#### [Input material]
---------------
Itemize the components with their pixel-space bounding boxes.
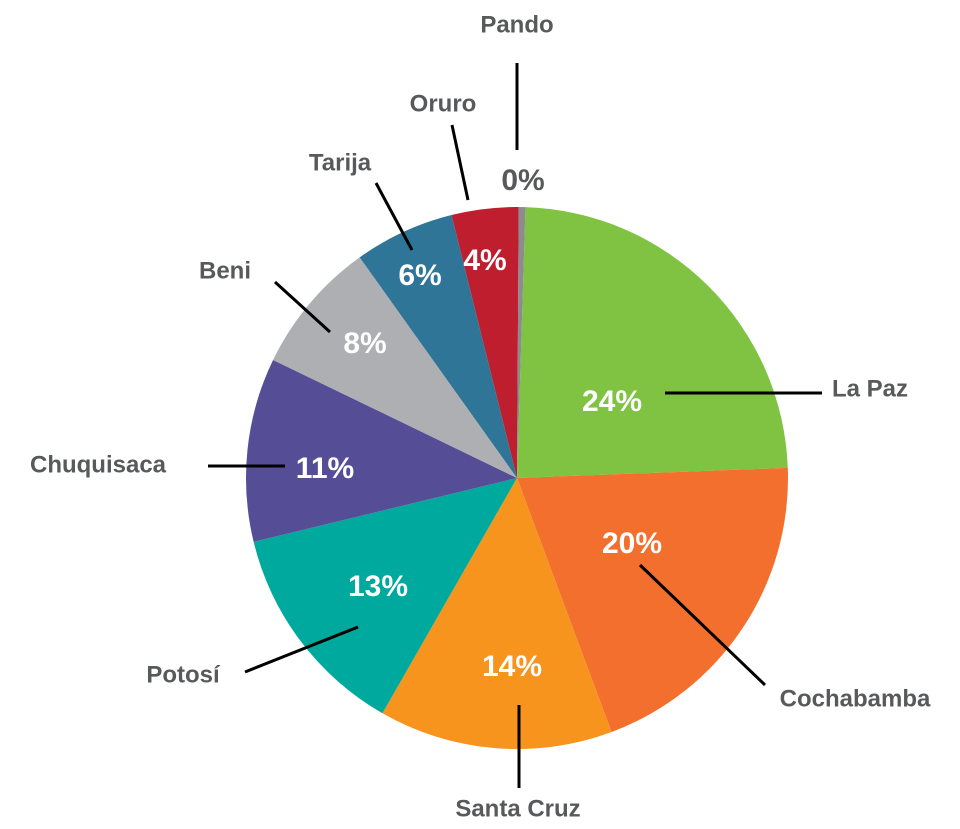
- category-label: Beni: [199, 257, 251, 284]
- category-label: Pando: [480, 11, 553, 38]
- leader-line: [450, 124, 470, 201]
- data-label: 0%: [501, 164, 544, 197]
- category-label: Tarija: [309, 149, 372, 176]
- data-label: 4%: [463, 244, 506, 277]
- leader-line: [374, 182, 414, 251]
- pie-slice: [517, 467, 788, 732]
- category-label: Santa Cruz: [455, 795, 580, 822]
- pie-slice: [359, 215, 517, 478]
- pie-slice: [517, 207, 526, 478]
- category-label: La Paz: [832, 375, 908, 402]
- leader-line: [638, 563, 767, 687]
- pie-slice: [273, 257, 517, 478]
- leader-line: [244, 625, 359, 674]
- data-label: 14%: [482, 650, 542, 683]
- pie-slice: [253, 478, 517, 714]
- category-label: Potosí: [146, 661, 221, 688]
- pie-slice: [382, 478, 612, 749]
- data-label: 11%: [296, 452, 354, 485]
- data-label: 6%: [398, 259, 441, 292]
- category-label: Oruro: [410, 90, 477, 117]
- data-label: 20%: [602, 527, 662, 560]
- category-label: Chuquisaca: [30, 451, 167, 478]
- pie-slice: [245, 359, 517, 542]
- data-label: 13%: [348, 570, 408, 603]
- pie-slice: [517, 207, 788, 478]
- pie-slice: [451, 207, 519, 478]
- category-label: Cochabamba: [780, 685, 931, 712]
- data-label: 8%: [343, 327, 386, 360]
- data-label: 24%: [582, 385, 642, 418]
- leader-line: [273, 280, 332, 334]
---------------
Reproduce the item above verbatim, omitting the picture.

Itemize the components with their pixel-space bounding boxes.
- category-label: Beni: [199, 257, 251, 284]
- category-label: Pando: [480, 11, 553, 38]
- leader-line: [450, 124, 470, 201]
- data-label: 0%: [501, 164, 544, 197]
- category-label: Tarija: [309, 149, 372, 176]
- data-label: 4%: [463, 244, 506, 277]
- leader-line: [374, 182, 414, 251]
- pie-slice: [517, 467, 788, 732]
- category-label: Santa Cruz: [455, 795, 580, 822]
- pie-slice: [359, 215, 517, 478]
- pie-slice: [517, 207, 526, 478]
- category-label: La Paz: [832, 375, 908, 402]
- leader-line: [638, 563, 767, 687]
- pie-slice: [273, 257, 517, 478]
- leader-line: [244, 625, 359, 674]
- data-label: 14%: [482, 650, 542, 683]
- pie-slice: [253, 478, 517, 714]
- category-label: Potosí: [146, 661, 221, 688]
- pie-slice: [382, 478, 612, 749]
- data-label: 11%: [296, 452, 354, 485]
- data-label: 6%: [398, 259, 441, 292]
- category-label: Oruro: [410, 90, 477, 117]
- data-label: 20%: [602, 527, 662, 560]
- category-label: Chuquisaca: [30, 451, 167, 478]
- pie-slice: [245, 359, 517, 542]
- data-label: 13%: [348, 570, 408, 603]
- pie-slice: [517, 207, 788, 478]
- pie-slice: [451, 207, 519, 478]
- category-label: Cochabamba: [780, 685, 931, 712]
- data-label: 8%: [343, 327, 386, 360]
- data-label: 24%: [582, 385, 642, 418]
- leader-line: [273, 280, 332, 334]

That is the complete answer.